+++ DATA FOR THIS EXERCISE +++
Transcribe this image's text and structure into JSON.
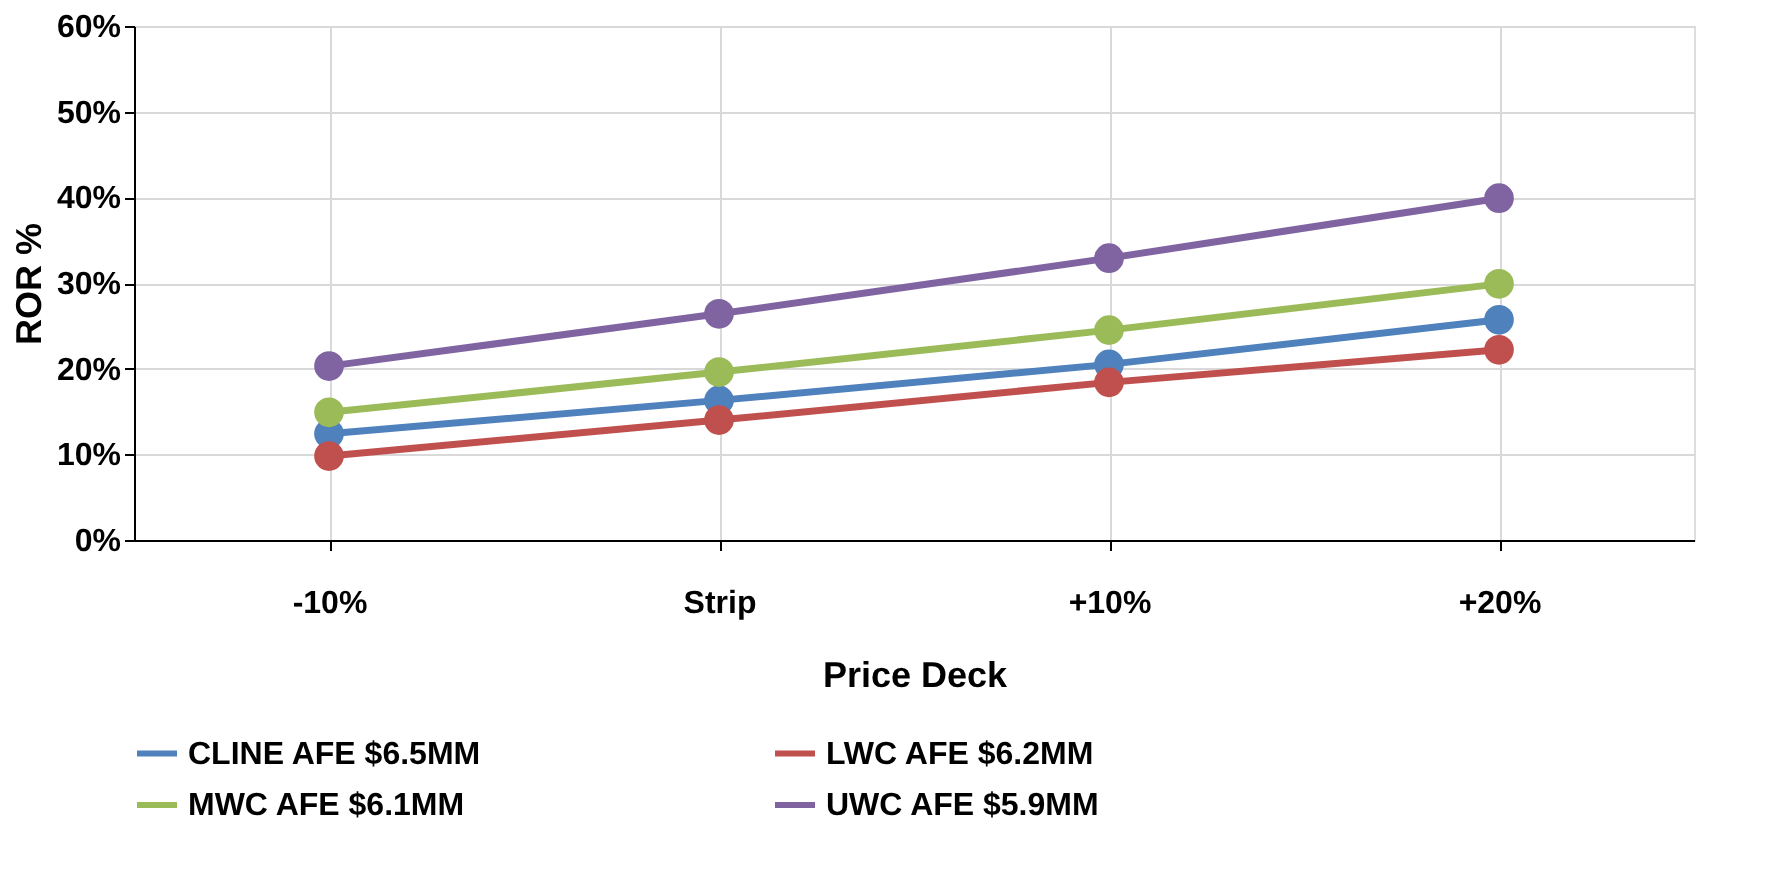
{
  "chart_data": {
    "type": "line",
    "xlabel": "Price Deck",
    "ylabel": "ROR %",
    "categories": [
      "-10%",
      "Strip",
      "+10%",
      "+20%"
    ],
    "series": [
      {
        "name": "CLINE AFE $6.5MM",
        "color": "#4f81bd",
        "values": [
          12.4,
          16.3,
          20.5,
          25.7
        ]
      },
      {
        "name": "LWC AFE $6.2MM",
        "color": "#c0504d",
        "values": [
          9.8,
          14.0,
          18.4,
          22.2
        ]
      },
      {
        "name": "MWC AFE $6.1MM",
        "color": "#9bbb59",
        "values": [
          14.9,
          19.6,
          24.5,
          29.9
        ]
      },
      {
        "name": "UWC AFE $5.9MM",
        "color": "#8064a2",
        "values": [
          20.3,
          26.4,
          32.9,
          39.9
        ]
      }
    ],
    "ylim": [
      0,
      60
    ],
    "yticks": [
      {
        "value": 0,
        "label": "0%"
      },
      {
        "value": 10,
        "label": "10%"
      },
      {
        "value": 20,
        "label": "20%"
      },
      {
        "value": 30,
        "label": "30%"
      },
      {
        "value": 40,
        "label": "40%"
      },
      {
        "value": 50,
        "label": "50%"
      },
      {
        "value": 60,
        "label": "60%"
      }
    ],
    "grid": true,
    "legend": "bottom",
    "marker": "circle",
    "line_style": "solid"
  }
}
+++
**REQUIRED TASK**
The records above are to be restated exactly, without their pictures.

**EXERCISE SOLUTION**
Transcribe this image's text and structure into JSON.
{
  "chart_data": {
    "type": "line",
    "xlabel": "Price Deck",
    "ylabel": "ROR %",
    "categories": [
      "-10%",
      "Strip",
      "+10%",
      "+20%"
    ],
    "series": [
      {
        "name": "CLINE AFE $6.5MM",
        "color": "#4f81bd",
        "values": [
          12.4,
          16.3,
          20.5,
          25.7
        ]
      },
      {
        "name": "LWC AFE $6.2MM",
        "color": "#c0504d",
        "values": [
          9.8,
          14.0,
          18.4,
          22.2
        ]
      },
      {
        "name": "MWC AFE $6.1MM",
        "color": "#9bbb59",
        "values": [
          14.9,
          19.6,
          24.5,
          29.9
        ]
      },
      {
        "name": "UWC AFE $5.9MM",
        "color": "#8064a2",
        "values": [
          20.3,
          26.4,
          32.9,
          39.9
        ]
      }
    ],
    "ylim": [
      0,
      60
    ],
    "yticks": [
      {
        "value": 0,
        "label": "0%"
      },
      {
        "value": 10,
        "label": "10%"
      },
      {
        "value": 20,
        "label": "20%"
      },
      {
        "value": 30,
        "label": "30%"
      },
      {
        "value": 40,
        "label": "40%"
      },
      {
        "value": 50,
        "label": "50%"
      },
      {
        "value": 60,
        "label": "60%"
      }
    ],
    "grid": true,
    "legend": "bottom",
    "marker": "circle",
    "line_style": "solid"
  }
}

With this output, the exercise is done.